§ **Your goal**:
Exclude the pictures, then repeat the remaining data exactly.

§ **Supplied entries**:
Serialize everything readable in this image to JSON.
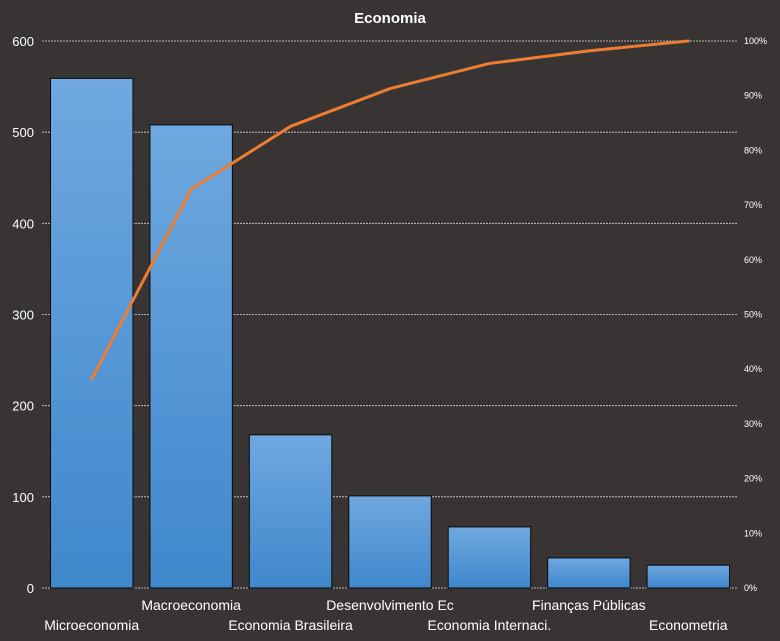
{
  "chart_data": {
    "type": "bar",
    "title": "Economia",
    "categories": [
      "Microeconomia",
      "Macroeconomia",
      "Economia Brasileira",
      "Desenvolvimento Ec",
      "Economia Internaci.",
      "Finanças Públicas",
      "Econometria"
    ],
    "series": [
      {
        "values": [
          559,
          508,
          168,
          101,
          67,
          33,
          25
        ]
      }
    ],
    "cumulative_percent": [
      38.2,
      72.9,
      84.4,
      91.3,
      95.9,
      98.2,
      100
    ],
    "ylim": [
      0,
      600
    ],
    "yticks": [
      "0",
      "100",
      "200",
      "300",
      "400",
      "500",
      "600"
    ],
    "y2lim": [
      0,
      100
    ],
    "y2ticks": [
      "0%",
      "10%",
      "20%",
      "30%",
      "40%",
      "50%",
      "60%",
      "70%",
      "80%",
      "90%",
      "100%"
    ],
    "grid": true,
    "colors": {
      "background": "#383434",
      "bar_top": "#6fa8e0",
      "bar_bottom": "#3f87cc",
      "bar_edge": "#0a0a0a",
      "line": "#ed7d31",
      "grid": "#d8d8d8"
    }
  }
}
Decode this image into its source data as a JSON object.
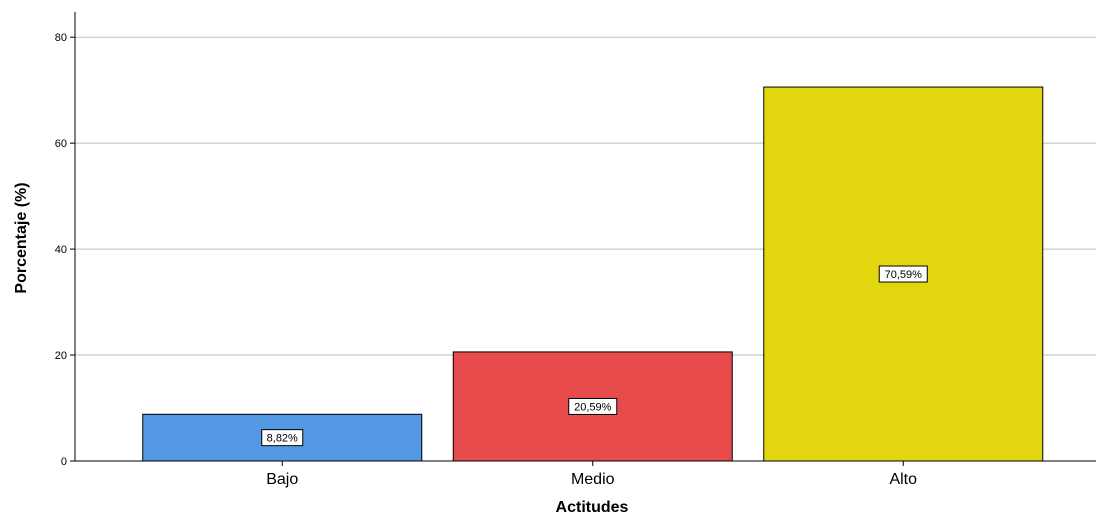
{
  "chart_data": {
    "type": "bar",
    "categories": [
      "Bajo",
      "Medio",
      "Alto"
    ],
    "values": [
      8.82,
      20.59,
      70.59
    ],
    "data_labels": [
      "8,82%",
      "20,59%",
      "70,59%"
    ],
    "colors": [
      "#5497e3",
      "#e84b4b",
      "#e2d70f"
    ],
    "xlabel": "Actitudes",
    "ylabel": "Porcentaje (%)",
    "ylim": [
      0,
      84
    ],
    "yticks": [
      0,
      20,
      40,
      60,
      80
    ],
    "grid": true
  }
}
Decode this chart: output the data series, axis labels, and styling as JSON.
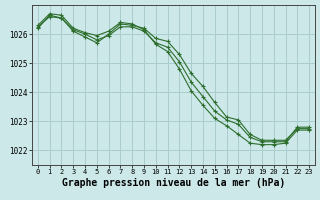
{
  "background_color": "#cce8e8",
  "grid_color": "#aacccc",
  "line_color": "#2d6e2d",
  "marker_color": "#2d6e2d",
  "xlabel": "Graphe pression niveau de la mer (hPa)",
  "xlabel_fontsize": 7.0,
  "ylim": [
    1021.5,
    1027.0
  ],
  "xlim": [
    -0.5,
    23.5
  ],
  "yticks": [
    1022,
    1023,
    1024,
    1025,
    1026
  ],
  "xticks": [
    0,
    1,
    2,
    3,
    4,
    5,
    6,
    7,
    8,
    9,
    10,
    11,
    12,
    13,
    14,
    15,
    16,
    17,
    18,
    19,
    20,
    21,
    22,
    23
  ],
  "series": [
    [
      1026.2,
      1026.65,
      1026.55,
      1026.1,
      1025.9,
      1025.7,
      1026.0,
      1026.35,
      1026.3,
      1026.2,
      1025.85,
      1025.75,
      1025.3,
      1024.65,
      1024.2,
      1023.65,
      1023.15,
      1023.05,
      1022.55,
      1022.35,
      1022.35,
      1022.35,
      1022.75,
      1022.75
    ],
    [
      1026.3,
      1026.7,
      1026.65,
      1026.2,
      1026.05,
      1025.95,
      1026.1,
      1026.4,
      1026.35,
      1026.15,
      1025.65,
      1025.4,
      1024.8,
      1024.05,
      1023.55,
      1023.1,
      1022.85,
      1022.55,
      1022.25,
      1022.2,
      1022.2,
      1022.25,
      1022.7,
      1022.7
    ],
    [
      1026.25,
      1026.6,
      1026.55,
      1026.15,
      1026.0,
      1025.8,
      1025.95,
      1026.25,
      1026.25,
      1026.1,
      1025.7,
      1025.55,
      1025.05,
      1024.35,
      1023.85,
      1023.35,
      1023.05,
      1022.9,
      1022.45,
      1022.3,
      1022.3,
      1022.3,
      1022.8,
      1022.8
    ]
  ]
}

§ **Result for this exercise**:
Serialize everything readable in this image to JSON.
{
  "chart_data": {
    "type": "bar",
    "title": "Economia",
    "categories": [
      "Microeconomia",
      "Macroeconomia",
      "Economia Brasileira",
      "Desenvolvimento Ec",
      "Economia Internaci.",
      "Finanças Públicas",
      "Econometria"
    ],
    "series": [
      {
        "values": [
          559,
          508,
          168,
          101,
          67,
          33,
          25
        ]
      }
    ],
    "cumulative_percent": [
      38.2,
      72.9,
      84.4,
      91.3,
      95.9,
      98.2,
      100
    ],
    "ylim": [
      0,
      600
    ],
    "yticks": [
      "0",
      "100",
      "200",
      "300",
      "400",
      "500",
      "600"
    ],
    "y2lim": [
      0,
      100
    ],
    "y2ticks": [
      "0%",
      "10%",
      "20%",
      "30%",
      "40%",
      "50%",
      "60%",
      "70%",
      "80%",
      "90%",
      "100%"
    ],
    "grid": true,
    "colors": {
      "background": "#383434",
      "bar_top": "#6fa8e0",
      "bar_bottom": "#3f87cc",
      "bar_edge": "#0a0a0a",
      "line": "#ed7d31",
      "grid": "#d8d8d8"
    }
  }
}
Decode this image into its source data as a JSON object.
{
  "chart_data": {
    "type": "bar",
    "categories": [
      "Bajo",
      "Medio",
      "Alto"
    ],
    "values": [
      8.82,
      20.59,
      70.59
    ],
    "data_labels": [
      "8,82%",
      "20,59%",
      "70,59%"
    ],
    "colors": [
      "#5497e3",
      "#e84b4b",
      "#e2d70f"
    ],
    "xlabel": "Actitudes",
    "ylabel": "Porcentaje (%)",
    "ylim": [
      0,
      84
    ],
    "yticks": [
      0,
      20,
      40,
      60,
      80
    ],
    "grid": true
  }
}
Decode this chart: output the data series, axis labels, and styling as JSON.
{
  "background_color": "#cce8e8",
  "grid_color": "#aacccc",
  "line_color": "#2d6e2d",
  "marker_color": "#2d6e2d",
  "xlabel": "Graphe pression niveau de la mer (hPa)",
  "xlabel_fontsize": 7.0,
  "ylim": [
    1021.5,
    1027.0
  ],
  "xlim": [
    -0.5,
    23.5
  ],
  "yticks": [
    1022,
    1023,
    1024,
    1025,
    1026
  ],
  "xticks": [
    0,
    1,
    2,
    3,
    4,
    5,
    6,
    7,
    8,
    9,
    10,
    11,
    12,
    13,
    14,
    15,
    16,
    17,
    18,
    19,
    20,
    21,
    22,
    23
  ],
  "series": [
    [
      1026.2,
      1026.65,
      1026.55,
      1026.1,
      1025.9,
      1025.7,
      1026.0,
      1026.35,
      1026.3,
      1026.2,
      1025.85,
      1025.75,
      1025.3,
      1024.65,
      1024.2,
      1023.65,
      1023.15,
      1023.05,
      1022.55,
      1022.35,
      1022.35,
      1022.35,
      1022.75,
      1022.75
    ],
    [
      1026.3,
      1026.7,
      1026.65,
      1026.2,
      1026.05,
      1025.95,
      1026.1,
      1026.4,
      1026.35,
      1026.15,
      1025.65,
      1025.4,
      1024.8,
      1024.05,
      1023.55,
      1023.1,
      1022.85,
      1022.55,
      1022.25,
      1022.2,
      1022.2,
      1022.25,
      1022.7,
      1022.7
    ],
    [
      1026.25,
      1026.6,
      1026.55,
      1026.15,
      1026.0,
      1025.8,
      1025.95,
      1026.25,
      1026.25,
      1026.1,
      1025.7,
      1025.55,
      1025.05,
      1024.35,
      1023.85,
      1023.35,
      1023.05,
      1022.9,
      1022.45,
      1022.3,
      1022.3,
      1022.3,
      1022.8,
      1022.8
    ]
  ]
}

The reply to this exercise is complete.